● Dataset:
start

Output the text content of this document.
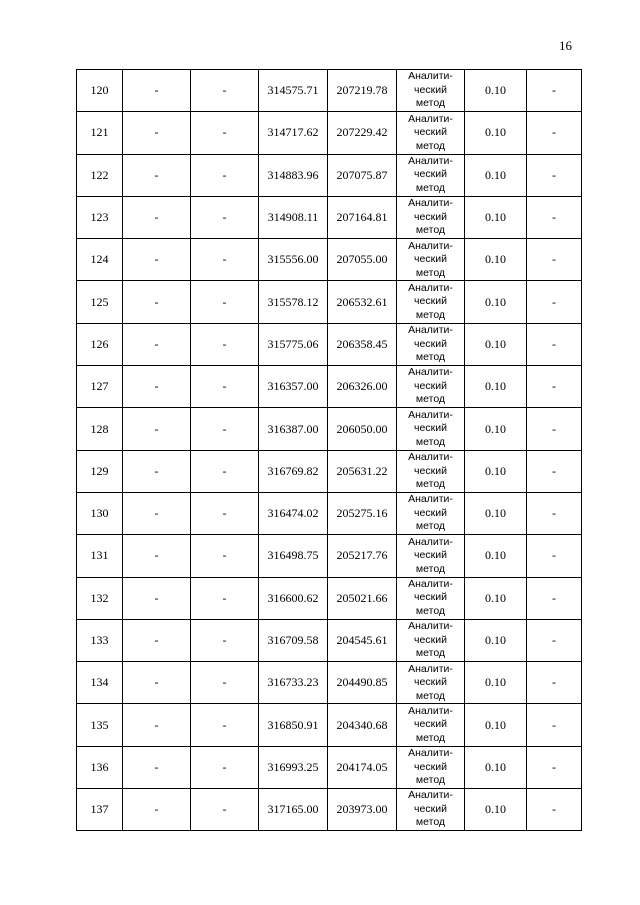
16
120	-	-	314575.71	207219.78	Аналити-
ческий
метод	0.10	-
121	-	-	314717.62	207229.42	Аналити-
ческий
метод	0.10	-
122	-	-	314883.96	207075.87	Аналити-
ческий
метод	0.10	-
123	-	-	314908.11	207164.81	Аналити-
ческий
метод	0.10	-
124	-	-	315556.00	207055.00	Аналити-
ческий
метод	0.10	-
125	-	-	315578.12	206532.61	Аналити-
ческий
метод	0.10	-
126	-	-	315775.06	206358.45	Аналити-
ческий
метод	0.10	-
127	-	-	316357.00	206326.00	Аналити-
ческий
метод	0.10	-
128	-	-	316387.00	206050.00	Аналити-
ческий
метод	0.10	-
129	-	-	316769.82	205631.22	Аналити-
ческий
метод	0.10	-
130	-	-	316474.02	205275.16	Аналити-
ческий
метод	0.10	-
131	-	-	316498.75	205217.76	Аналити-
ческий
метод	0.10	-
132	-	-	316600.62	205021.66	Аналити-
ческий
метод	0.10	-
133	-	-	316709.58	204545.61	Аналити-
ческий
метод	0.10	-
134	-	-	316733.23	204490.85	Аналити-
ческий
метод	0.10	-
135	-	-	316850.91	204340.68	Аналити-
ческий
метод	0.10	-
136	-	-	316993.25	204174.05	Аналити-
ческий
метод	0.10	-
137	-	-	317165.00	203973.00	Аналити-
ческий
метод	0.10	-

end

● To do: Images in the data above are to be skipped. Retype all other material exactly.

● Exercise answer:
Output the text content of this document.
16
120	-	-	314575.71	207219.78	Аналити-
ческий
метод	0.10	-
121	-	-	314717.62	207229.42	Аналити-
ческий
метод	0.10	-
122	-	-	314883.96	207075.87	Аналити-
ческий
метод	0.10	-
123	-	-	314908.11	207164.81	Аналити-
ческий
метод	0.10	-
124	-	-	315556.00	207055.00	Аналити-
ческий
метод	0.10	-
125	-	-	315578.12	206532.61	Аналити-
ческий
метод	0.10	-
126	-	-	315775.06	206358.45	Аналити-
ческий
метод	0.10	-
127	-	-	316357.00	206326.00	Аналити-
ческий
метод	0.10	-
128	-	-	316387.00	206050.00	Аналити-
ческий
метод	0.10	-
129	-	-	316769.82	205631.22	Аналити-
ческий
метод	0.10	-
130	-	-	316474.02	205275.16	Аналити-
ческий
метод	0.10	-
131	-	-	316498.75	205217.76	Аналити-
ческий
метод	0.10	-
132	-	-	316600.62	205021.66	Аналити-
ческий
метод	0.10	-
133	-	-	316709.58	204545.61	Аналити-
ческий
метод	0.10	-
134	-	-	316733.23	204490.85	Аналити-
ческий
метод	0.10	-
135	-	-	316850.91	204340.68	Аналити-
ческий
метод	0.10	-
136	-	-	316993.25	204174.05	Аналити-
ческий
метод	0.10	-
137	-	-	317165.00	203973.00	Аналити-
ческий
метод	0.10	-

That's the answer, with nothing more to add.